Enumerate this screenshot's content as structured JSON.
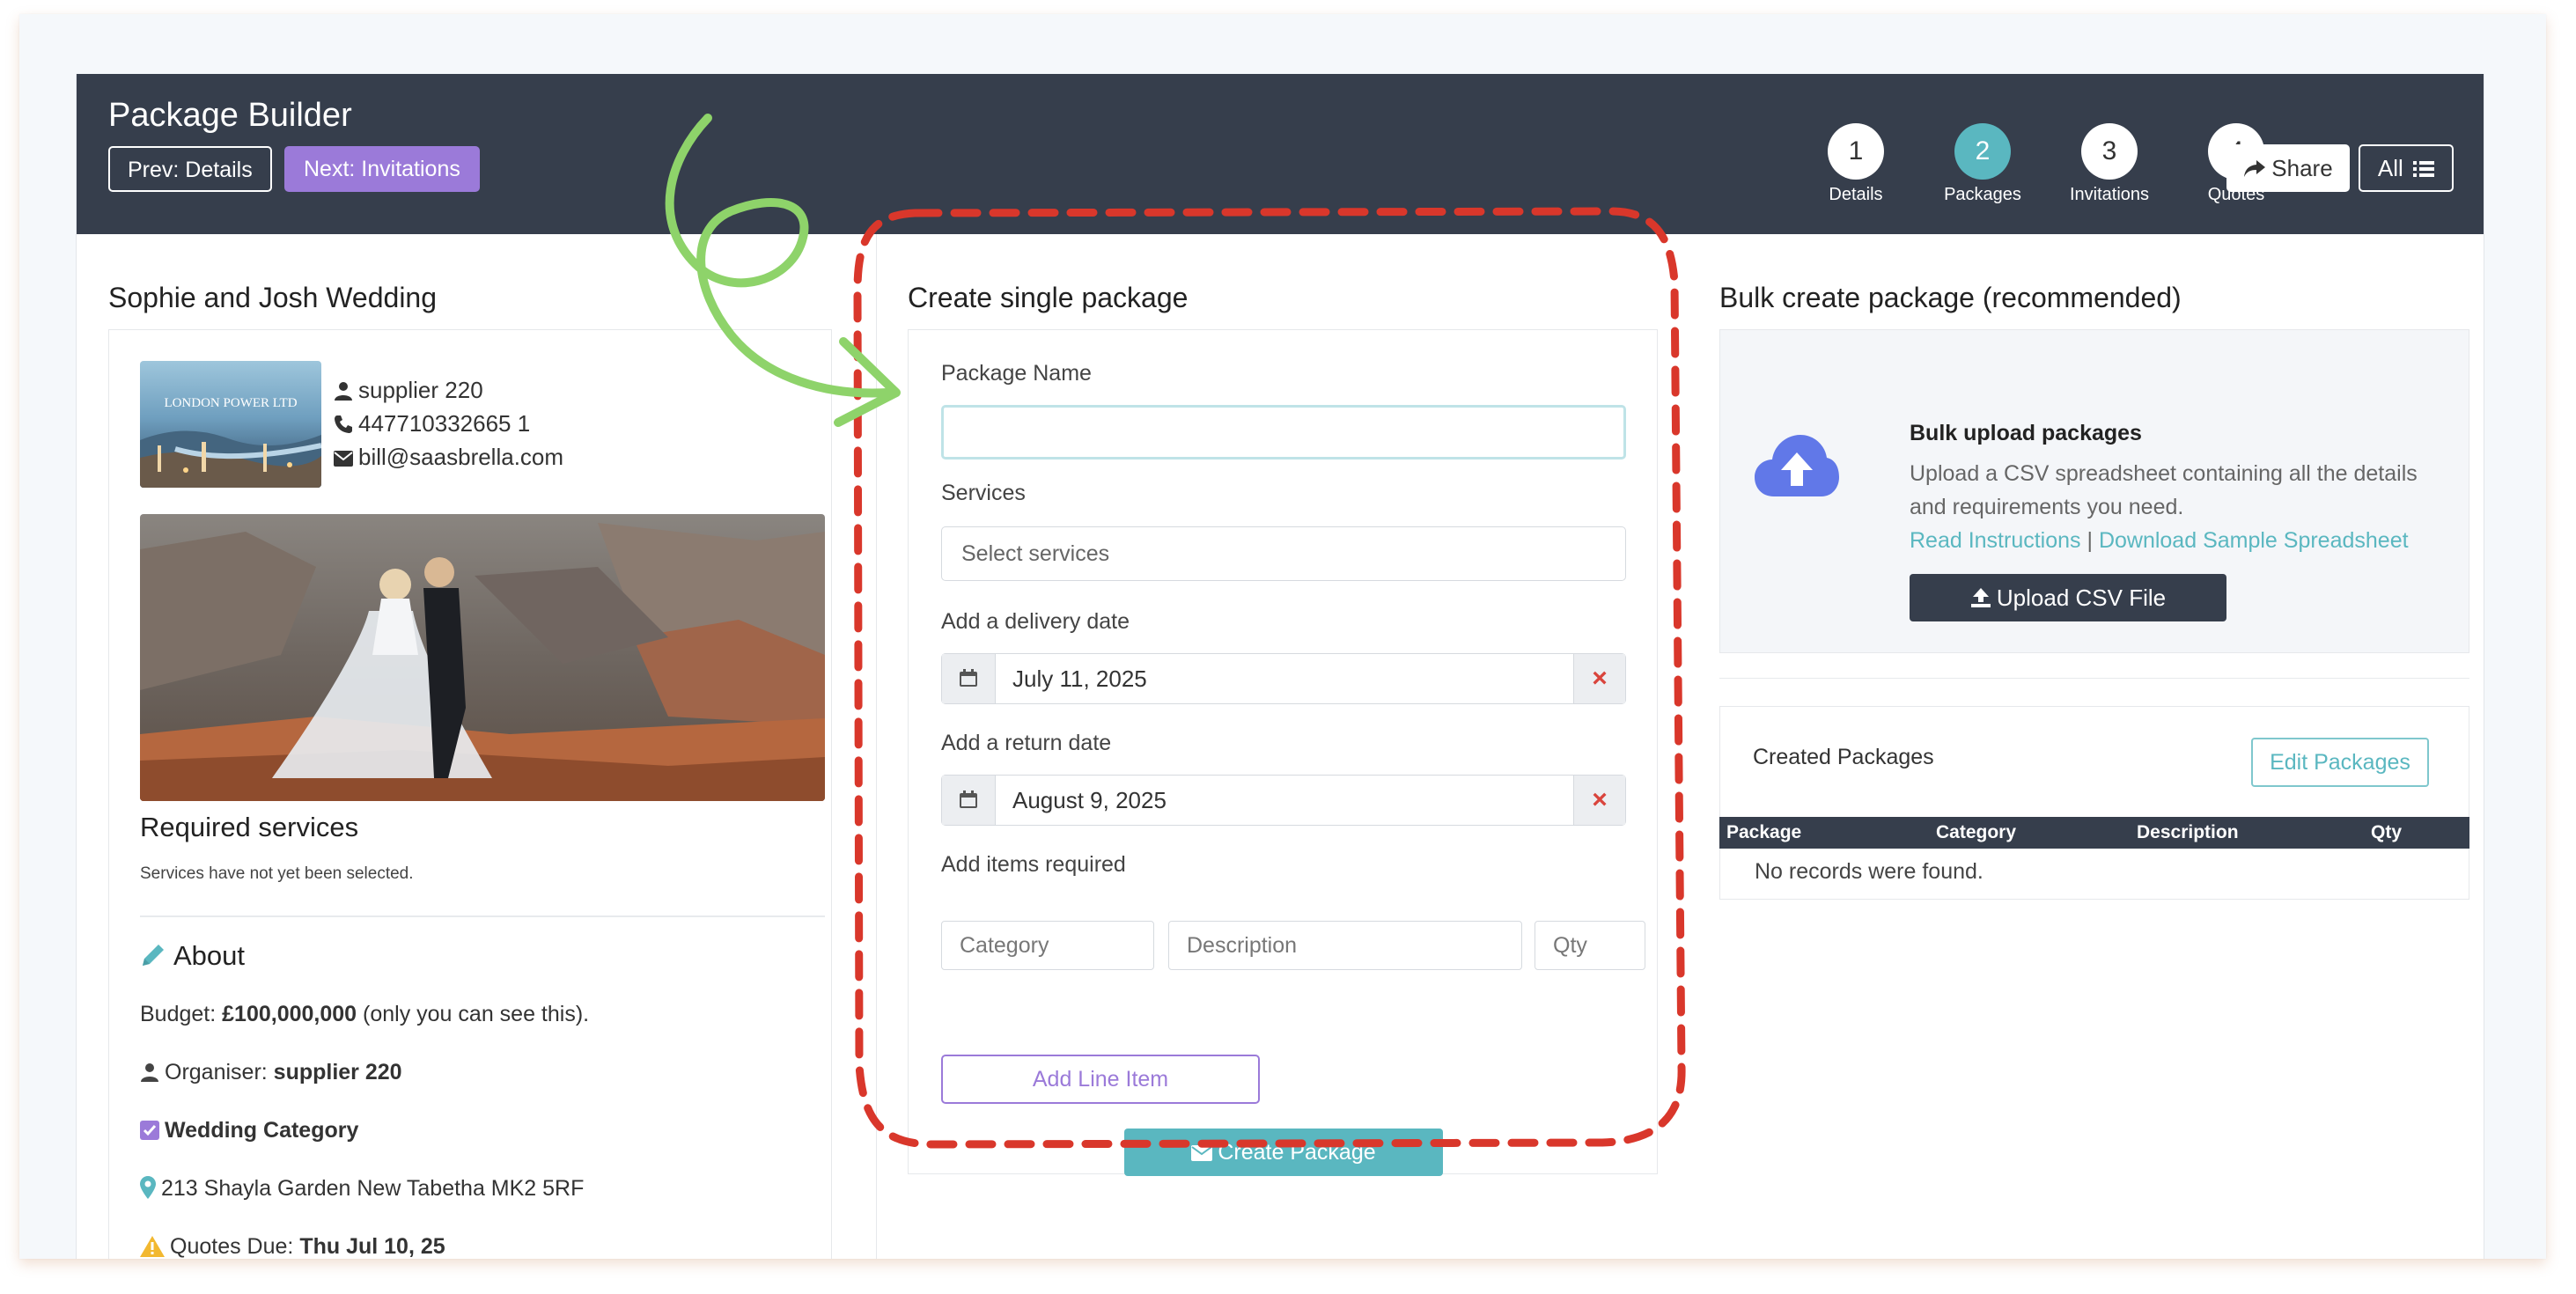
{
  "header": {
    "title": "Package Builder",
    "prev_label": "Prev: Details",
    "next_label": "Next: Invitations",
    "steps": [
      {
        "num": "1",
        "label": "Details"
      },
      {
        "num": "2",
        "label": "Packages"
      },
      {
        "num": "3",
        "label": "Invitations"
      },
      {
        "num": "4",
        "label": "Quotes"
      }
    ],
    "active_step": 2,
    "share_label": "Share",
    "all_label": "All"
  },
  "event": {
    "title": "Sophie and Josh Wedding",
    "logo_text": "LONDON POWER LTD",
    "supplier": "supplier 220",
    "phone": "447710332665 1",
    "email": "bill@saasbrella.com",
    "required_services_title": "Required services",
    "required_services_note": "Services have not yet been selected.",
    "about_title": "About",
    "budget_prefix": "Budget: ",
    "budget_value": "£100,000,000",
    "budget_suffix": " (only you can see this).",
    "organiser_prefix": "Organiser: ",
    "organiser_value": "supplier 220",
    "category": "Wedding Category",
    "address": "213 Shayla Garden New Tabetha MK2 5RF",
    "quotes_prefix": "Quotes Due: ",
    "quotes_value": "Thu Jul 10, 25"
  },
  "form": {
    "title": "Create single package",
    "package_name_label": "Package Name",
    "package_name_value": "",
    "services_label": "Services",
    "services_placeholder": "Select services",
    "delivery_label": "Add a delivery date",
    "delivery_value": "July 11, 2025",
    "return_label": "Add a return date",
    "return_value": "August 9, 2025",
    "items_label": "Add items required",
    "category_placeholder": "Category",
    "description_placeholder": "Description",
    "qty_placeholder": "Qty",
    "add_line_label": "Add Line Item",
    "create_label": "Create Package"
  },
  "bulk": {
    "title": "Bulk create package (recommended)",
    "card_title": "Bulk upload packages",
    "text_line1": "Upload a CSV spreadsheet containing all the details",
    "text_line2": "and requirements you need.",
    "link_instructions": "Read Instructions",
    "link_separator": " | ",
    "link_sample": "Download Sample Spreadsheet",
    "upload_label": "Upload CSV File"
  },
  "created": {
    "title": "Created Packages",
    "edit_label": "Edit Packages",
    "columns": [
      "Package",
      "Category",
      "Description",
      "Qty"
    ],
    "empty_text": "No records were found."
  },
  "colors": {
    "header_bg": "#363e4c",
    "accent_teal": "#5ab7c0",
    "accent_purple": "#9b7ad9",
    "highlight_dash": "#d9372b",
    "arrow_green": "#8ed36a"
  }
}
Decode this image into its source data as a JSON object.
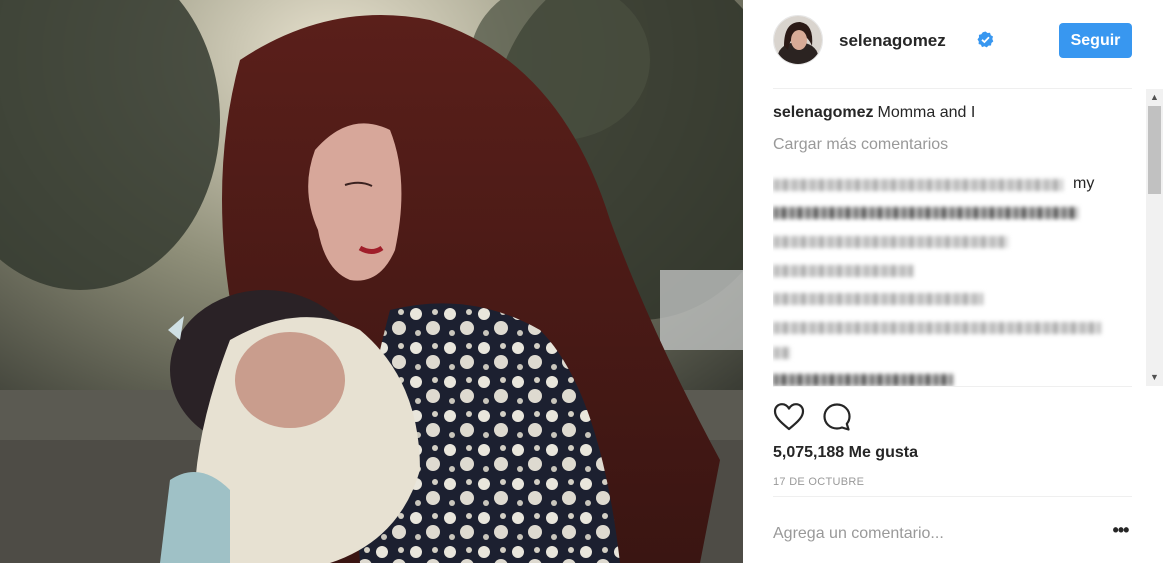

::::

_Exercise description_:
In your copy of the records, include no pictures; repeat everything else exactly.

_Solution for this problem_:
Enumerate this screenshot's content as structured JSON.
{
  "header": {
    "title": "Package Builder",
    "prev_label": "Prev: Details",
    "next_label": "Next: Invitations",
    "steps": [
      {
        "num": "1",
        "label": "Details"
      },
      {
        "num": "2",
        "label": "Packages"
      },
      {
        "num": "3",
        "label": "Invitations"
      },
      {
        "num": "4",
        "label": "Quotes"
      }
    ],
    "active_step": 2,
    "share_label": "Share",
    "all_label": "All"
  },
  "event": {
    "title": "Sophie and Josh Wedding",
    "logo_text": "LONDON POWER LTD",
    "supplier": "supplier 220",
    "phone": "447710332665 1",
    "email": "bill@saasbrella.com",
    "required_services_title": "Required services",
    "required_services_note": "Services have not yet been selected.",
    "about_title": "About",
    "budget_prefix": "Budget: ",
    "budget_value": "£100,000,000",
    "budget_suffix": " (only you can see this).",
    "organiser_prefix": "Organiser: ",
    "organiser_value": "supplier 220",
    "category": "Wedding Category",
    "address": "213 Shayla Garden New Tabetha MK2 5RF",
    "quotes_prefix": "Quotes Due: ",
    "quotes_value": "Thu Jul 10, 25"
  },
  "form": {
    "title": "Create single package",
    "package_name_label": "Package Name",
    "package_name_value": "",
    "services_label": "Services",
    "services_placeholder": "Select services",
    "delivery_label": "Add a delivery date",
    "delivery_value": "July 11, 2025",
    "return_label": "Add a return date",
    "return_value": "August 9, 2025",
    "items_label": "Add items required",
    "category_placeholder": "Category",
    "description_placeholder": "Description",
    "qty_placeholder": "Qty",
    "add_line_label": "Add Line Item",
    "create_label": "Create Package"
  },
  "bulk": {
    "title": "Bulk create package (recommended)",
    "card_title": "Bulk upload packages",
    "text_line1": "Upload a CSV spreadsheet containing all the details",
    "text_line2": "and requirements you need.",
    "link_instructions": "Read Instructions",
    "link_separator": " | ",
    "link_sample": "Download Sample Spreadsheet",
    "upload_label": "Upload CSV File"
  },
  "created": {
    "title": "Created Packages",
    "edit_label": "Edit Packages",
    "columns": [
      "Package",
      "Category",
      "Description",
      "Qty"
    ],
    "empty_text": "No records were found."
  },
  "colors": {
    "header_bg": "#363e4c",
    "accent_teal": "#5ab7c0",
    "accent_purple": "#9b7ad9",
    "highlight_dash": "#d9372b",
    "arrow_green": "#8ed36a"
  }
}
Decode this image into its source data as a JSON object.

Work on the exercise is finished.